Instructions for the task
Locate the string "text" throughout the material and copy every line in which it occurs.

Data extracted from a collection

###

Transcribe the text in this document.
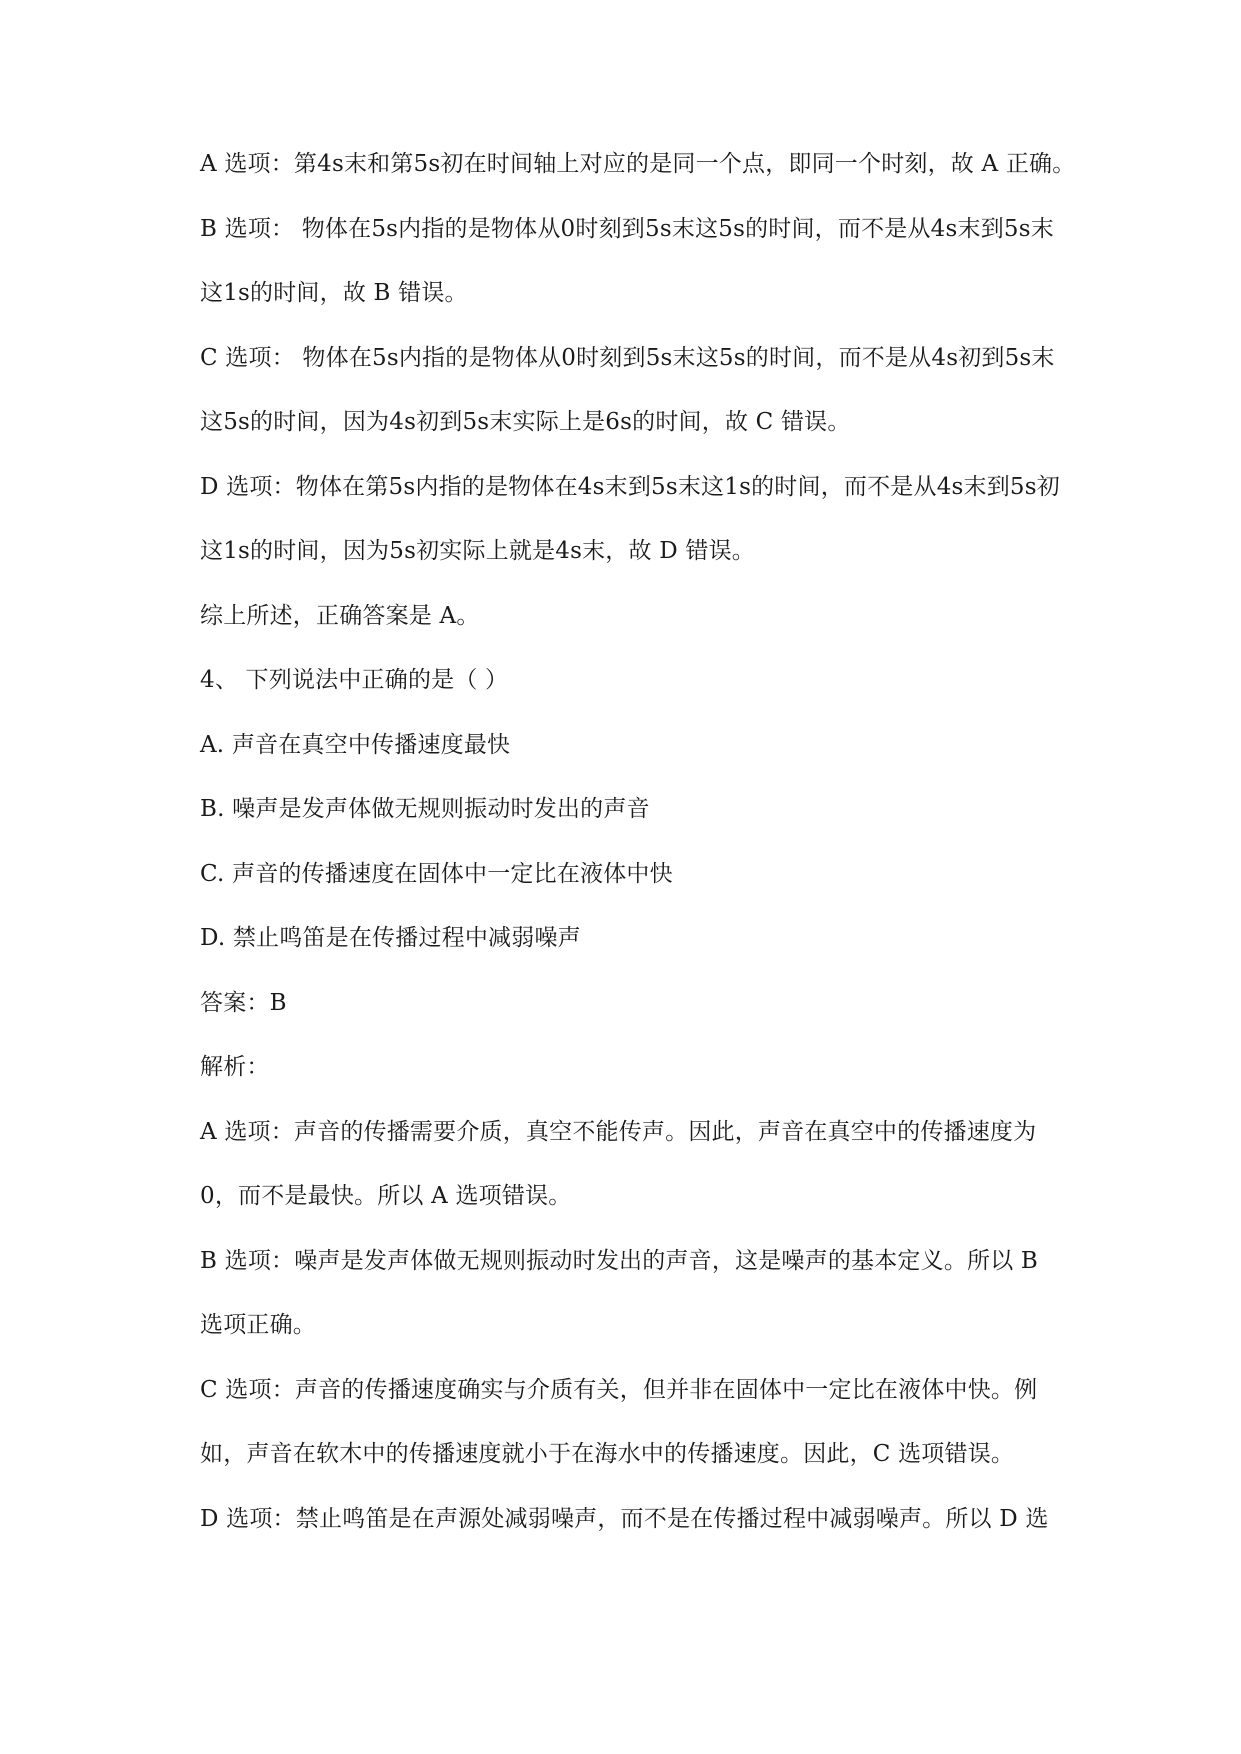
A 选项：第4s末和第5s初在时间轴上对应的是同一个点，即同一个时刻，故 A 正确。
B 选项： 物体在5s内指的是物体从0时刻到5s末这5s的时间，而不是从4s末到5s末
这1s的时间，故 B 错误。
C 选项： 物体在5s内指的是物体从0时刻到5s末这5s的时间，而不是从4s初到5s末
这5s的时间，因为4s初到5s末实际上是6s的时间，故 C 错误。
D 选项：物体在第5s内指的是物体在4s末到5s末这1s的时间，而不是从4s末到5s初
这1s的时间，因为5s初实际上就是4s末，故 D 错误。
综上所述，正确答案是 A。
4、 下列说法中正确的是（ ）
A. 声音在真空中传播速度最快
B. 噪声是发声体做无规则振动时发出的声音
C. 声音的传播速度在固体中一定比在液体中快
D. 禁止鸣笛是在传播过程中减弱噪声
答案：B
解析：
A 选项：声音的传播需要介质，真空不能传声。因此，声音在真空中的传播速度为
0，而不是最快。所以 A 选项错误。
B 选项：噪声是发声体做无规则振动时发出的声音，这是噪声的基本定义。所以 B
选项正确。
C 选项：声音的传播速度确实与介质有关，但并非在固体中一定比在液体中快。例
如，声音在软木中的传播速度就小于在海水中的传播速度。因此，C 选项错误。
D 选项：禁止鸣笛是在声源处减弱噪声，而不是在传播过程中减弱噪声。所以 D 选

###

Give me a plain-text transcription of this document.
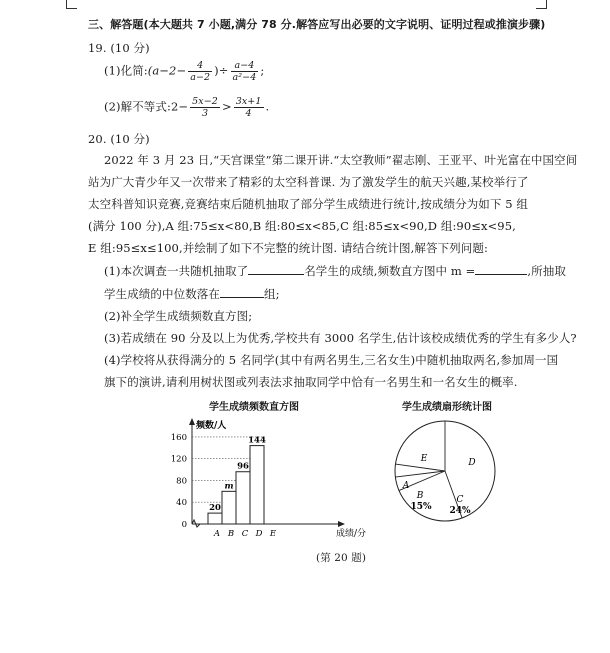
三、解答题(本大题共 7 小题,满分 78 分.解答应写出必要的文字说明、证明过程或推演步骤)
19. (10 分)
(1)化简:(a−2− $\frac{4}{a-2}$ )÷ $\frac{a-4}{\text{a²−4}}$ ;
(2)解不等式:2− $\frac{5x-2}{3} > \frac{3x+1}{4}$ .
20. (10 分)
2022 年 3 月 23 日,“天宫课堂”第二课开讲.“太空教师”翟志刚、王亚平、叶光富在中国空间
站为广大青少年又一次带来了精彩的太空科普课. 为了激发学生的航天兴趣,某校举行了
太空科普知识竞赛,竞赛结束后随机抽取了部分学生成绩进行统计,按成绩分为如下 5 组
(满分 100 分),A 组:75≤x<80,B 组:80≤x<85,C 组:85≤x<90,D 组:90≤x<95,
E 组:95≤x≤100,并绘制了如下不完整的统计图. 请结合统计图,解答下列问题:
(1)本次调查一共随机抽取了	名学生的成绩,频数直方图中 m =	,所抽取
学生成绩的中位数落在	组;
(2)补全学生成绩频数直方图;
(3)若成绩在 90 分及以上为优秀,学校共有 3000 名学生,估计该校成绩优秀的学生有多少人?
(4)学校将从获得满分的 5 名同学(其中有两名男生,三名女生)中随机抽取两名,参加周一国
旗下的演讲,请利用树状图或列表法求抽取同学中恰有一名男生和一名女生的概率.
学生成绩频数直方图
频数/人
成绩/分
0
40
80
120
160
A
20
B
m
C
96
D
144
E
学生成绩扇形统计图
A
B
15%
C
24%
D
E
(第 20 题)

###

Exercise output
Transcribe the text in this document.
Give me a plain-text transcription of this document.
(1)化简:(a−2− $\frac{4}{a-2}$ )÷ $\frac{a-4}{\text{a²−4}}$ ;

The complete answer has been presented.